__Written request__.
Pick out the lines in the listing below that contain the word "agresji" and copy them.

__Exercise materials__.
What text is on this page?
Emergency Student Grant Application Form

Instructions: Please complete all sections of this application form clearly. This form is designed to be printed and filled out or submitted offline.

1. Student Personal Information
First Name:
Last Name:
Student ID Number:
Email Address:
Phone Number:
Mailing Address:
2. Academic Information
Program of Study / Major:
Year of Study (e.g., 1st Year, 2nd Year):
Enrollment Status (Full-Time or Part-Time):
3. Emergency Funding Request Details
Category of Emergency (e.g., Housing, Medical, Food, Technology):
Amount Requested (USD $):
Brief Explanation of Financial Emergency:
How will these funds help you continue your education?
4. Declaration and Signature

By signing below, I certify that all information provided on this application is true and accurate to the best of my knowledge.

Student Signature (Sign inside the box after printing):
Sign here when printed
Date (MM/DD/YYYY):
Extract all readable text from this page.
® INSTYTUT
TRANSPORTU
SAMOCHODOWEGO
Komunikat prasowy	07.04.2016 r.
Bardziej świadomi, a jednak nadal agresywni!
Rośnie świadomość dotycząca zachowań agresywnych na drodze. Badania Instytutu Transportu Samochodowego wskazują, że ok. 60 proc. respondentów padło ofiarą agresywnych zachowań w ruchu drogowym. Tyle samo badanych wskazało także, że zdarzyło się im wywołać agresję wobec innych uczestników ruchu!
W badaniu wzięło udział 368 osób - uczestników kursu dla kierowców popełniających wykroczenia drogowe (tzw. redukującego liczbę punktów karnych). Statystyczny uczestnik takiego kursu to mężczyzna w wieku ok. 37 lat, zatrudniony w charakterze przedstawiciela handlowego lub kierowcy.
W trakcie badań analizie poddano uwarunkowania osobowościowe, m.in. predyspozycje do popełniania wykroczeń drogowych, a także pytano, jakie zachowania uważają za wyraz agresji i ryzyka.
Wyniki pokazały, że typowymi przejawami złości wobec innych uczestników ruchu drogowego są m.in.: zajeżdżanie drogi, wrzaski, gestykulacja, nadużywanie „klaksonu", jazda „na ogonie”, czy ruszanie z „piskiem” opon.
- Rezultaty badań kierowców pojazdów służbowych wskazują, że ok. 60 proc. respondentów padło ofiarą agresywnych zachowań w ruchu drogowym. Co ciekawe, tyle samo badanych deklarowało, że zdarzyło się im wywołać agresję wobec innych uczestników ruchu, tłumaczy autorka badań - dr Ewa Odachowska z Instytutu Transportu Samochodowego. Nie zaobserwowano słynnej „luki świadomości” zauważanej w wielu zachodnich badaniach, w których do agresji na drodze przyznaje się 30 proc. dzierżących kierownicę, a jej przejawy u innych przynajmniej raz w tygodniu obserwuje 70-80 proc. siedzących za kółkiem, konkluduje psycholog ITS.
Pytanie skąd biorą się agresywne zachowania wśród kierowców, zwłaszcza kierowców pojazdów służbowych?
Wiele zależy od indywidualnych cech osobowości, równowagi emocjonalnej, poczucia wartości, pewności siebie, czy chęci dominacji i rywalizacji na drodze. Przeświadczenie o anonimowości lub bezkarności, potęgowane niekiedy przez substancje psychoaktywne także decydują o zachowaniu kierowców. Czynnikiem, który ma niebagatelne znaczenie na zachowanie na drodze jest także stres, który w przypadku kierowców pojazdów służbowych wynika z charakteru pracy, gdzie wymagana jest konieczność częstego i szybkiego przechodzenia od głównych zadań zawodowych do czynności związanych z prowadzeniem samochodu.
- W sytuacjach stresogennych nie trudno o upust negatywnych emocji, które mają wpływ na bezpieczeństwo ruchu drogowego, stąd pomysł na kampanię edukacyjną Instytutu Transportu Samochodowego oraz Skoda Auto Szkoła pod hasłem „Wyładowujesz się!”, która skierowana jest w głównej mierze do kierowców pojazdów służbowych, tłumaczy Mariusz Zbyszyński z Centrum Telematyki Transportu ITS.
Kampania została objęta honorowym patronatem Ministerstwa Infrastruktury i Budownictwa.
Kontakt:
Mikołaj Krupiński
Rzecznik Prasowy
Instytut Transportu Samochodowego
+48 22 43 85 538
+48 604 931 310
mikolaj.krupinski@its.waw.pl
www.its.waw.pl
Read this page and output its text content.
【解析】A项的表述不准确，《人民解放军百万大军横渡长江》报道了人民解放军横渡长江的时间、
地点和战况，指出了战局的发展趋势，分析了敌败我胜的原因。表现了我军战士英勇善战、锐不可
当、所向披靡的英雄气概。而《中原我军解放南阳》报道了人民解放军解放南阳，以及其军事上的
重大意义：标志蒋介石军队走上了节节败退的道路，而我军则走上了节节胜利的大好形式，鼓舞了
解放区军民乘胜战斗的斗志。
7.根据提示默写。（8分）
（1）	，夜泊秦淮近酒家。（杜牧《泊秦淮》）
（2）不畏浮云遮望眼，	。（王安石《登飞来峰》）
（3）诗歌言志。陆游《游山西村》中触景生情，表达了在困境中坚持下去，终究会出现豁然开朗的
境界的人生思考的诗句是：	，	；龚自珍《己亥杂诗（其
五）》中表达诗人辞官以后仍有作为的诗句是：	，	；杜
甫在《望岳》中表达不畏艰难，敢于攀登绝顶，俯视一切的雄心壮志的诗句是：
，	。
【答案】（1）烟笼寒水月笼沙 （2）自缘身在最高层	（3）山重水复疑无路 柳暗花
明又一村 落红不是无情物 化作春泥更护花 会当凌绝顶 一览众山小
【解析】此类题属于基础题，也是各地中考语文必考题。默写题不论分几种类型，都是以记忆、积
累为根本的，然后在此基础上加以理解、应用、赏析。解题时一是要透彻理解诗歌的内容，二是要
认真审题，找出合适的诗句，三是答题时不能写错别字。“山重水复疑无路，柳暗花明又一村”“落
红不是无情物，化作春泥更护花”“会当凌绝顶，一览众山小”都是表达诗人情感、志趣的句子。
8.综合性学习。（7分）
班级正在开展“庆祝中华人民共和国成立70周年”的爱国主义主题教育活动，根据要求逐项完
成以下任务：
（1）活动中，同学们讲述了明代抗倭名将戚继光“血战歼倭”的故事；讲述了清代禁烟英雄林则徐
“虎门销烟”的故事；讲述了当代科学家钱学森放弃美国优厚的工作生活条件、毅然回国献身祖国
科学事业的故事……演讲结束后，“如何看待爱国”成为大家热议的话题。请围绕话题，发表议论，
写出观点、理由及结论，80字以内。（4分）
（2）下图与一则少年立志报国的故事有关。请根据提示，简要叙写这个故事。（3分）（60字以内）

__Result below__.
W trakcie badań analizie poddano uwarunkowania osobowościowe, m.in. predyspozycje do popełniania wykroczeń drogowych, a także pytano, jakie zachowania uważają za wyraz agresji i ryzyka.
- Rezultaty badań kierowców pojazdów służbowych wskazują, że ok. 60 proc. respondentów padło ofiarą agresywnych zachowań w ruchu drogowym. Co ciekawe, tyle samo badanych deklarowało, że zdarzyło się im wywołać agresję wobec innych uczestników ruchu, tłumaczy autorka badań - dr Ewa Odachowska z Instytutu Transportu Samochodowego. Nie zaobserwowano słynnej „luki świadomości” zauważanej w wielu zachodnich badaniach, w których do agresji na drodze przyznaje się 30 proc. dzierżących kierownicę, a jej przejawy u innych przynajmniej raz w tygodniu obserwuje 70-80 proc. siedzących za kółkiem, konkluduje psycholog ITS.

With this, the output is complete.